TASK GOAL: In the listing below, find the line containing "Parse this chart and return its data as JSON.". Write out that line and every line after it to the end, exactly and only those.

RECORDED INFORMATION:
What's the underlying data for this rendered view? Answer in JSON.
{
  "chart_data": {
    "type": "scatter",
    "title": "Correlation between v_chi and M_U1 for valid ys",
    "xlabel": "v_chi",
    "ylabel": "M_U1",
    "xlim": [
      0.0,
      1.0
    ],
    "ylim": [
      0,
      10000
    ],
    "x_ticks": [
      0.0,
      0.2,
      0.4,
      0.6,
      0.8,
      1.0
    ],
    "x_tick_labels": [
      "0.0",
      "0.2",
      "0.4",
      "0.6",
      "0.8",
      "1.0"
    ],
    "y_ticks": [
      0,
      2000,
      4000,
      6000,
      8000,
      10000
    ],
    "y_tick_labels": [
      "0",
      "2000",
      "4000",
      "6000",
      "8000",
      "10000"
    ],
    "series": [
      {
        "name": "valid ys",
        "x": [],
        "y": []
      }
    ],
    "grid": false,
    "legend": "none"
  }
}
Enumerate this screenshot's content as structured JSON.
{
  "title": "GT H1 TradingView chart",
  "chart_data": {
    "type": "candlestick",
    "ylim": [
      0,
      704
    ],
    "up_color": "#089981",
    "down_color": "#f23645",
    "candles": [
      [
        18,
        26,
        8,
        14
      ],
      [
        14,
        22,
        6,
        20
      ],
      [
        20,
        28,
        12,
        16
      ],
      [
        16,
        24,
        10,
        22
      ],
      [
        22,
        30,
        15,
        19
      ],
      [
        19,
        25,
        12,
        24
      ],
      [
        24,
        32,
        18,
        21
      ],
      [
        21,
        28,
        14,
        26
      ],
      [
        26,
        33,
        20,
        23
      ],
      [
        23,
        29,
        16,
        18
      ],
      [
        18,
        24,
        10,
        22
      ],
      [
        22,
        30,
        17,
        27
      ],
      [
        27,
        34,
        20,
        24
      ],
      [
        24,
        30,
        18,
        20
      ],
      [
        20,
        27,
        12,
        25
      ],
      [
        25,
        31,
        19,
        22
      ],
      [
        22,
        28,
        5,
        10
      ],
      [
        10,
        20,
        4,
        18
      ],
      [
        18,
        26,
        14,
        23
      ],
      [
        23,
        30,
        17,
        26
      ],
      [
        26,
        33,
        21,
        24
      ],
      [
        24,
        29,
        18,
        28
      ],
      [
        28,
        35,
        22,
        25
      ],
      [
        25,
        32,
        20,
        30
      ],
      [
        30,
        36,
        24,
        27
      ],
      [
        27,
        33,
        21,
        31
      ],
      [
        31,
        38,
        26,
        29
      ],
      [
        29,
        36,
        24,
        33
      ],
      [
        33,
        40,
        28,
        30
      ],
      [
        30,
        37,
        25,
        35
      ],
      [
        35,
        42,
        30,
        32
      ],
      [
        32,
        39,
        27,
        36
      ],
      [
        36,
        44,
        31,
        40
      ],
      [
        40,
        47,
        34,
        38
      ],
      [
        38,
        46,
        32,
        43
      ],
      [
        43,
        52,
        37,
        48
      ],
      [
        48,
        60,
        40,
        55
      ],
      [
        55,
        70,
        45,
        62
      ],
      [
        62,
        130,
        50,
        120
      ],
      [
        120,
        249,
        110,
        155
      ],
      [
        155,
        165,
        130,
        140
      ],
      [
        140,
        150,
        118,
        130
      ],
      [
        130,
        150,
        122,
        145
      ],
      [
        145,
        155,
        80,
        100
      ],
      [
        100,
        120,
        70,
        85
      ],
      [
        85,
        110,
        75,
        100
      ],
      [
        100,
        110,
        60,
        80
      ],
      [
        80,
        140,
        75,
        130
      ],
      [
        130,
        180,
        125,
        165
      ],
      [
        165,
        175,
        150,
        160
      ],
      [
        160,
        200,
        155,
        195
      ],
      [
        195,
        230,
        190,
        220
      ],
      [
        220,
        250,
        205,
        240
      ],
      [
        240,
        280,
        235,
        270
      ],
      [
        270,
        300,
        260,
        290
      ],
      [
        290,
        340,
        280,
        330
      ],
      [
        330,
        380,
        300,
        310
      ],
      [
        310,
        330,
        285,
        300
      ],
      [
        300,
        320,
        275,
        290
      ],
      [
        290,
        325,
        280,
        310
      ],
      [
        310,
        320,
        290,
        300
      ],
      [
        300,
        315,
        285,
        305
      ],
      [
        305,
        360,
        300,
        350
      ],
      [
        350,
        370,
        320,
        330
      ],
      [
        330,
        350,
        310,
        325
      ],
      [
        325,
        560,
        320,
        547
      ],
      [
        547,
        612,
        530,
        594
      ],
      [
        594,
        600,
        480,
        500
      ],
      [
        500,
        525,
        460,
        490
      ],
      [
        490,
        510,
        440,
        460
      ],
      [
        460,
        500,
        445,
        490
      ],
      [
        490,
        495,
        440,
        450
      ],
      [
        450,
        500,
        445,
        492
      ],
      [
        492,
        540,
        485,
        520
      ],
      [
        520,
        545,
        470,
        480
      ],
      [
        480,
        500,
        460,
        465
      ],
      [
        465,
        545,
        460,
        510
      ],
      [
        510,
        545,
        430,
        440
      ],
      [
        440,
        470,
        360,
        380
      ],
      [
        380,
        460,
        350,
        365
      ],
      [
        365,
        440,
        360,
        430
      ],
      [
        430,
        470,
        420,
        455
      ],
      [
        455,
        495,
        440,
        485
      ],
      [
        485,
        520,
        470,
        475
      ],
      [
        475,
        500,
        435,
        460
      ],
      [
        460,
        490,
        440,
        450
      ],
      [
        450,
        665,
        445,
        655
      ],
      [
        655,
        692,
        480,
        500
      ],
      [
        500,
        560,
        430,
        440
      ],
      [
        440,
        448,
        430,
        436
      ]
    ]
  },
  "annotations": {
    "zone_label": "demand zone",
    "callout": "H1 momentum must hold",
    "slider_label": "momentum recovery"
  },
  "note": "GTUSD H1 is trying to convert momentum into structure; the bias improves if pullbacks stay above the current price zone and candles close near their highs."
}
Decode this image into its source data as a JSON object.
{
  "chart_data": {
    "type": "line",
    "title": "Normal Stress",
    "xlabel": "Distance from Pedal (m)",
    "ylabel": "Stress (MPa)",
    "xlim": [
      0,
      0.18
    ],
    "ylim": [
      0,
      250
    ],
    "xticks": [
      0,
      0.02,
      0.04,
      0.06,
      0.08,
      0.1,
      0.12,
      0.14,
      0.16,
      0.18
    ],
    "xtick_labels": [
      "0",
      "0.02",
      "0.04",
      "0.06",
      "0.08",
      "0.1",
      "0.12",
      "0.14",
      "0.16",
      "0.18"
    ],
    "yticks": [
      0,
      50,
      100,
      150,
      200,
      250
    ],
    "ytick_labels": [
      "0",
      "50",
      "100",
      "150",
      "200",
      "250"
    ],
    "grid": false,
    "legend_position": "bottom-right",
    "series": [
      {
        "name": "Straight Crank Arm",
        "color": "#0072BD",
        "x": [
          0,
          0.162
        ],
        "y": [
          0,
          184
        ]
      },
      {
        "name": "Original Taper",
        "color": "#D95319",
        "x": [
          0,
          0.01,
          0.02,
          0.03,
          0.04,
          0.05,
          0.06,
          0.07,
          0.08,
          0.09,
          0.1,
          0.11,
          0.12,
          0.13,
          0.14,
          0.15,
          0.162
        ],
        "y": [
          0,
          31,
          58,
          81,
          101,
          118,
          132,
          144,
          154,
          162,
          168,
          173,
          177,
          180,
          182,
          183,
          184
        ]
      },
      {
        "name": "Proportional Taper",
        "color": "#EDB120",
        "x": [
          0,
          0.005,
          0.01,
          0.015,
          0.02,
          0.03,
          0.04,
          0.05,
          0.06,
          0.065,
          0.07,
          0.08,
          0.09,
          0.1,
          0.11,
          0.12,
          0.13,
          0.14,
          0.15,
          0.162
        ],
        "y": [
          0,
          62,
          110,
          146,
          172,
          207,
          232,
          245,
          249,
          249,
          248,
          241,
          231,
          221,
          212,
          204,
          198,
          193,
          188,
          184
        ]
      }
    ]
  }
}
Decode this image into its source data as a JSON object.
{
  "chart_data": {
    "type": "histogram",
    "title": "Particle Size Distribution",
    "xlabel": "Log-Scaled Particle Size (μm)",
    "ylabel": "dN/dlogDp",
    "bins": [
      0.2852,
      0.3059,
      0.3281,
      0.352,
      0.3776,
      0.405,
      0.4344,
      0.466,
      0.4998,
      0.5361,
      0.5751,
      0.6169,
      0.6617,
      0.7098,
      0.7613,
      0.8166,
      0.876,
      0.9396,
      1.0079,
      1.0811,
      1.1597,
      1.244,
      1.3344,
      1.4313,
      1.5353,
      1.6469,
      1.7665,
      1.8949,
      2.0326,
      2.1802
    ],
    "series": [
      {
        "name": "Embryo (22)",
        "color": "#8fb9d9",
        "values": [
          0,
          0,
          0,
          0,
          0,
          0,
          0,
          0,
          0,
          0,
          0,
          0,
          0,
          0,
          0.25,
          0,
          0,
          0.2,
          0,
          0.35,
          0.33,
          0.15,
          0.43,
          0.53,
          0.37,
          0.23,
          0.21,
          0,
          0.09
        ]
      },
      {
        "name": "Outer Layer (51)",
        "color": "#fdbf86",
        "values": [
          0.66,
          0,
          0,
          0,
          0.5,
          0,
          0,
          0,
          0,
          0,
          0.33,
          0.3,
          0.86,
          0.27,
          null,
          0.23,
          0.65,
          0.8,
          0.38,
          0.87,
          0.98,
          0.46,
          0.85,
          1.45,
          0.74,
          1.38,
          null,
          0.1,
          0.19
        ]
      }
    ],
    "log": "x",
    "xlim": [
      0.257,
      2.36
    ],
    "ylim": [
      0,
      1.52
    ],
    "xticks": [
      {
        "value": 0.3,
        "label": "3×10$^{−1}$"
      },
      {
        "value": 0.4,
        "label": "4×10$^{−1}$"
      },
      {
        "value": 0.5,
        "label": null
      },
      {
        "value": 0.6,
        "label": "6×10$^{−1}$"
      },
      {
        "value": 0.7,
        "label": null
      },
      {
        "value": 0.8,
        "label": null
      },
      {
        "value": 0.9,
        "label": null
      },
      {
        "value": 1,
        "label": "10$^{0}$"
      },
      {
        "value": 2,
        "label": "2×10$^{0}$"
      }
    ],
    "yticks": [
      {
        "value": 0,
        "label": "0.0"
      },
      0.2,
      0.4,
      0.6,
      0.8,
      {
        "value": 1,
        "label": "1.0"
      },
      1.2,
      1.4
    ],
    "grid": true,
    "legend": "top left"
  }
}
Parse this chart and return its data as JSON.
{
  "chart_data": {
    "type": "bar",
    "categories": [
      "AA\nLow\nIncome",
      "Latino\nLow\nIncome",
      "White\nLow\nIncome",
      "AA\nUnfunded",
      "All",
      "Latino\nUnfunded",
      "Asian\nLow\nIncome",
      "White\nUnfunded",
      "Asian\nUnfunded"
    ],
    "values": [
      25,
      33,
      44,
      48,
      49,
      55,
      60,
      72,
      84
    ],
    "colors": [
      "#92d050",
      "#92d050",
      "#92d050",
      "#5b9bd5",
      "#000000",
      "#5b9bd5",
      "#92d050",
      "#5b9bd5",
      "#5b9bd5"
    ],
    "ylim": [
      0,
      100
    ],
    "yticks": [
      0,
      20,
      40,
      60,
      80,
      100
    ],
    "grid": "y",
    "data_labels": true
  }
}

EXPECTED ANSWER:
Parse this chart and return its data as JSON.
{
  "chart_data": {
    "type": "bar",
    "categories": [
      "AA\nLow\nIncome",
      "Latino\nLow\nIncome",
      "White\nLow\nIncome",
      "AA\nUnfunded",
      "All",
      "Latino\nUnfunded",
      "Asian\nLow\nIncome",
      "White\nUnfunded",
      "Asian\nUnfunded"
    ],
    "values": [
      25,
      33,
      44,
      48,
      49,
      55,
      60,
      72,
      84
    ],
    "colors": [
      "#92d050",
      "#92d050",
      "#92d050",
      "#5b9bd5",
      "#000000",
      "#5b9bd5",
      "#92d050",
      "#5b9bd5",
      "#5b9bd5"
    ],
    "ylim": [
      0,
      100
    ],
    "yticks": [
      0,
      20,
      40,
      60,
      80,
      100
    ],
    "grid": "y",
    "data_labels": true
  }
}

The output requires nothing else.